Directive ::
How many lines in the listing below include the word "skills"? Answer with the number and nothing else.

Excerpted data ::
++++++
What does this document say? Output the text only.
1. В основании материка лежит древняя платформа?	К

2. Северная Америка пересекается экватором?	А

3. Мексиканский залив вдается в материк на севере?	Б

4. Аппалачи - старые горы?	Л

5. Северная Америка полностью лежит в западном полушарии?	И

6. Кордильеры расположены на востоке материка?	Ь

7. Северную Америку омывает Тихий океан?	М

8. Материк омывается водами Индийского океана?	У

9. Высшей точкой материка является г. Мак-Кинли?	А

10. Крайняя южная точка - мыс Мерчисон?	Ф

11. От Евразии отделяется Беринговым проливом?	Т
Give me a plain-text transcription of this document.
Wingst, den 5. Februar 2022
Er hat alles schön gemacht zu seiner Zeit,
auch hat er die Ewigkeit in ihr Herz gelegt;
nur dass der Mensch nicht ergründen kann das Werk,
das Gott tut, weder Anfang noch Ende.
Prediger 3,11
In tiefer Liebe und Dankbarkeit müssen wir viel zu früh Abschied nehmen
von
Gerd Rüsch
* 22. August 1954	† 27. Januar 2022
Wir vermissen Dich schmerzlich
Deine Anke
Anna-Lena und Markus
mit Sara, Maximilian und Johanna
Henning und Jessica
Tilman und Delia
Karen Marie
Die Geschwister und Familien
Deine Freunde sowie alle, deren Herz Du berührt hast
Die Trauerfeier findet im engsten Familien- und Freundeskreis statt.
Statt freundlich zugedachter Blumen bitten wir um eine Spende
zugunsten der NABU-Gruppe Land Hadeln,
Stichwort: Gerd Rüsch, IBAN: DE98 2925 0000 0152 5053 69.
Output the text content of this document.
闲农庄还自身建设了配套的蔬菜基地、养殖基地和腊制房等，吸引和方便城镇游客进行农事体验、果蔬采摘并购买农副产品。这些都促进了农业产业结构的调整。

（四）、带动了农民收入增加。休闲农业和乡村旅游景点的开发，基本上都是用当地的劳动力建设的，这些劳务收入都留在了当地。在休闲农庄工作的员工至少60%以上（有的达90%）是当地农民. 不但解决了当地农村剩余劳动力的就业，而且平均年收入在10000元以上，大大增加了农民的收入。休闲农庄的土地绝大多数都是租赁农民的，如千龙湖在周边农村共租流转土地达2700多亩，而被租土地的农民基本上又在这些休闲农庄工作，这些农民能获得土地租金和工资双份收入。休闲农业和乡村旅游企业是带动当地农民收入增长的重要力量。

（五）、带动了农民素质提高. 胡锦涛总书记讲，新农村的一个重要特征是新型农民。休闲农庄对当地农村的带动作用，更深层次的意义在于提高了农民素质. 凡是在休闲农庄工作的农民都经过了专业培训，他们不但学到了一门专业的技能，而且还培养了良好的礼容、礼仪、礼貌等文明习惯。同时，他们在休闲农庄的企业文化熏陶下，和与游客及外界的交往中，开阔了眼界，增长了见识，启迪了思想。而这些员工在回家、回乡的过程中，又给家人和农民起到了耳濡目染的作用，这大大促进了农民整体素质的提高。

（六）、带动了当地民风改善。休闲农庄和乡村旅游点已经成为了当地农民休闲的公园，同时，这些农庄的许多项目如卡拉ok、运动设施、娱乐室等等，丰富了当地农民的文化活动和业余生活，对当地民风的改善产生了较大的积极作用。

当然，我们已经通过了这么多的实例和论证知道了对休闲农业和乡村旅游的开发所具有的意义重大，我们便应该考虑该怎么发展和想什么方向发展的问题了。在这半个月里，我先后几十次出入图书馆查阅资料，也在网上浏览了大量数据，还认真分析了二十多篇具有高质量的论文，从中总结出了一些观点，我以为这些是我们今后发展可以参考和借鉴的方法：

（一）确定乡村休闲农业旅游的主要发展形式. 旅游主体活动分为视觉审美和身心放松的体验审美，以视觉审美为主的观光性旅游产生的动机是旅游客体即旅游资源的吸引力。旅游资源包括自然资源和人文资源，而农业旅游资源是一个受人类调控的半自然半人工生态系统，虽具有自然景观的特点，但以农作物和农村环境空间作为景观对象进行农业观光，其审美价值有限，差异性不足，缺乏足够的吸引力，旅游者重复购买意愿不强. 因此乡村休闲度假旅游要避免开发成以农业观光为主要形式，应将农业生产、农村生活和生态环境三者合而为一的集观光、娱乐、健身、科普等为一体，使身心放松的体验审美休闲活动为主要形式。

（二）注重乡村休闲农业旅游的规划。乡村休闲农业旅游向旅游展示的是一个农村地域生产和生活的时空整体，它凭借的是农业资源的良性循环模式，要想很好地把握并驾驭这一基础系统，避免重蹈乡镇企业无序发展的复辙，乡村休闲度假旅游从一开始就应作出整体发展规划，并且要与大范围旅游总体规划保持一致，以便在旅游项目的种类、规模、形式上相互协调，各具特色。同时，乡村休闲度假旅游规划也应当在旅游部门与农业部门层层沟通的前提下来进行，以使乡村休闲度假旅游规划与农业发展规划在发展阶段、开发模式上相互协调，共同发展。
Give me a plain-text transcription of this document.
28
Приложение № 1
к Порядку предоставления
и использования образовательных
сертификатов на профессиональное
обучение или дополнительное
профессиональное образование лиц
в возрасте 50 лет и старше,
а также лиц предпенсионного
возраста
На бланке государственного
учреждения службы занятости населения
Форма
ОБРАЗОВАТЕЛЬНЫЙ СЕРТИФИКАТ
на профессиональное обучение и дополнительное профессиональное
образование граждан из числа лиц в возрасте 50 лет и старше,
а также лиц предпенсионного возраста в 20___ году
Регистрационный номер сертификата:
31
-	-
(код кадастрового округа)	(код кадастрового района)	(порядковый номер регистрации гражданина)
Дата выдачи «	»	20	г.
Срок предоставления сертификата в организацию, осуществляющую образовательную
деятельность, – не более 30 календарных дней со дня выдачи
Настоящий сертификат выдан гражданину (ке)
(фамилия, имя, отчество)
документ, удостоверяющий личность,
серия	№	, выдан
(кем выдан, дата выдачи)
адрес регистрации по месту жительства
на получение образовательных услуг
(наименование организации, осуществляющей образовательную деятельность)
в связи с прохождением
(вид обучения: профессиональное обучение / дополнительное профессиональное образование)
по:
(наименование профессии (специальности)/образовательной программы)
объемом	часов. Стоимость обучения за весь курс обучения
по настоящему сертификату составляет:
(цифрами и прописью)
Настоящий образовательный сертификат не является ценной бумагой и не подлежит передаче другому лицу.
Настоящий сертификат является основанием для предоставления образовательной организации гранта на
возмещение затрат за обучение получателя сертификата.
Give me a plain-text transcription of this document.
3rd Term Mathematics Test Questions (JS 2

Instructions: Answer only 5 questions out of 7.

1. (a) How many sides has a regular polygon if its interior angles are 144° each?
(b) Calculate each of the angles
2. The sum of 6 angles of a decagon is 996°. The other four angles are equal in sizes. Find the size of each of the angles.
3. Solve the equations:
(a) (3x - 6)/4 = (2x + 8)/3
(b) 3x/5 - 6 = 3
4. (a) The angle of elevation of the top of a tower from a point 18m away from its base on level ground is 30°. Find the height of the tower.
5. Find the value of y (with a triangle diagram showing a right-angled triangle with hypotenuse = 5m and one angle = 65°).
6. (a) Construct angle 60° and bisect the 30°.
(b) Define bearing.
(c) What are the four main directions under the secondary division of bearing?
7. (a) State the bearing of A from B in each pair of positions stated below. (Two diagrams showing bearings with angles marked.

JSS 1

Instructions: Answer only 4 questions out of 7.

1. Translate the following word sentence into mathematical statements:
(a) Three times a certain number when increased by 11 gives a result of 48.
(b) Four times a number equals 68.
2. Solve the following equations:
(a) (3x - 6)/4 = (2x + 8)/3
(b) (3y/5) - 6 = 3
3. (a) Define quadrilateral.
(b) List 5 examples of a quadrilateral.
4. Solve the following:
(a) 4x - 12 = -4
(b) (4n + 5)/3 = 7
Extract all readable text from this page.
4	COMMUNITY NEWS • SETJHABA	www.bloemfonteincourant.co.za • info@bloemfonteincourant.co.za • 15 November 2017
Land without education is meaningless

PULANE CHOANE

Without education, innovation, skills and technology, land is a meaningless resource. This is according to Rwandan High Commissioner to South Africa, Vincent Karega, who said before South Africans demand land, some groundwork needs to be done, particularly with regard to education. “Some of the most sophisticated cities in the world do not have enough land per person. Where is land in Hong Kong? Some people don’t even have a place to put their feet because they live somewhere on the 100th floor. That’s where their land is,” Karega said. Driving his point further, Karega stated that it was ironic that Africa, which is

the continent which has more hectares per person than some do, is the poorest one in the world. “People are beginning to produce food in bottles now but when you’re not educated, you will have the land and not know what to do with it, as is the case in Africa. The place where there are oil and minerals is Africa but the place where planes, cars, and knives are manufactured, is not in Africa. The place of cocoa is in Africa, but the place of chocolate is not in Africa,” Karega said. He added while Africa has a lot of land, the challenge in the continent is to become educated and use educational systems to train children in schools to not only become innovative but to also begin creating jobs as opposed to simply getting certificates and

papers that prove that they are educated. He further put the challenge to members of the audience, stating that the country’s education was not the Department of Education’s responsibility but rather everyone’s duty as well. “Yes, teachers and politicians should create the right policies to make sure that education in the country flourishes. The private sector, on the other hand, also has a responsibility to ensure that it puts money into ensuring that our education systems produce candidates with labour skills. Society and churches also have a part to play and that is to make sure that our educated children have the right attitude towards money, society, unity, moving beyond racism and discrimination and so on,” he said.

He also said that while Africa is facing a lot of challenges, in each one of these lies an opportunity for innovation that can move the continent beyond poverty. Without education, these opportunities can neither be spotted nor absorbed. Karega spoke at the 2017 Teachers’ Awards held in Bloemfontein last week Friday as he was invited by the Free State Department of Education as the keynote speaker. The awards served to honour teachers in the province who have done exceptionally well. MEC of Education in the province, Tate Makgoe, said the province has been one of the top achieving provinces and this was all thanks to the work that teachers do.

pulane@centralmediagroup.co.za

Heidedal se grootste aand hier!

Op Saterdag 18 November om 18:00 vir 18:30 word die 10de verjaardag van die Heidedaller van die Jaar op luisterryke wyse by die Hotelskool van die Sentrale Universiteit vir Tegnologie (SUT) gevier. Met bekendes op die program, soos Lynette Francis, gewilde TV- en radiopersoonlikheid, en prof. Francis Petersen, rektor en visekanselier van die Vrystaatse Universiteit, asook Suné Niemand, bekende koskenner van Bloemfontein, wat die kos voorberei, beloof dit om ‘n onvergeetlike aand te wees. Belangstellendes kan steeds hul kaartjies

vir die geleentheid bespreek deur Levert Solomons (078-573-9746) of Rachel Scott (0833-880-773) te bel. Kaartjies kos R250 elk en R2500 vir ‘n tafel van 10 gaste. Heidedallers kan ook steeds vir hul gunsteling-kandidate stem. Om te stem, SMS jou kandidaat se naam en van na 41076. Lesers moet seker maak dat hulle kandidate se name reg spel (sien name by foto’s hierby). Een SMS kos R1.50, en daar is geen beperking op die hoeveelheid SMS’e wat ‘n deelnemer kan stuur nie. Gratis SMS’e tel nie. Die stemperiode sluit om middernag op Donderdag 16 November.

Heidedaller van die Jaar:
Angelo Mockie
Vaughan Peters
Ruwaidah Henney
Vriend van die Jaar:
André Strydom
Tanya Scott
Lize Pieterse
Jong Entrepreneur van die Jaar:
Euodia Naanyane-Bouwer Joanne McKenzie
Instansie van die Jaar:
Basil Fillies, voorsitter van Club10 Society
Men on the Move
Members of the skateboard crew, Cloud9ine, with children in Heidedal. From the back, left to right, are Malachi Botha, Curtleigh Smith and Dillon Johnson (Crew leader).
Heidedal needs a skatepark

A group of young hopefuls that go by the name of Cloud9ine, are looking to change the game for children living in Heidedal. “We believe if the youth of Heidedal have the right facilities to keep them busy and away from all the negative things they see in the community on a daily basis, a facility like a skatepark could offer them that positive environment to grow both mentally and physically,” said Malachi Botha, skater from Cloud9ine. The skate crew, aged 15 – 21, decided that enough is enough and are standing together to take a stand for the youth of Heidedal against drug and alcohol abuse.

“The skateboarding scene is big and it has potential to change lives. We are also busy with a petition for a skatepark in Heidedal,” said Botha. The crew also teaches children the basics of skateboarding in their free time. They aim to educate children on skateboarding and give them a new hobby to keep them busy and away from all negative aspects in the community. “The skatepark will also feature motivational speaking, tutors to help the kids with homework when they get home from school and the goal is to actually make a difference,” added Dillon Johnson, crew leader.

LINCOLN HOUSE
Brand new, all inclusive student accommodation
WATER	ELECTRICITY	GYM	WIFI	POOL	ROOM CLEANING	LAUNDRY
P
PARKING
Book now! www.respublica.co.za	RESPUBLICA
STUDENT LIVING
++++++
Result for this exercise ::
2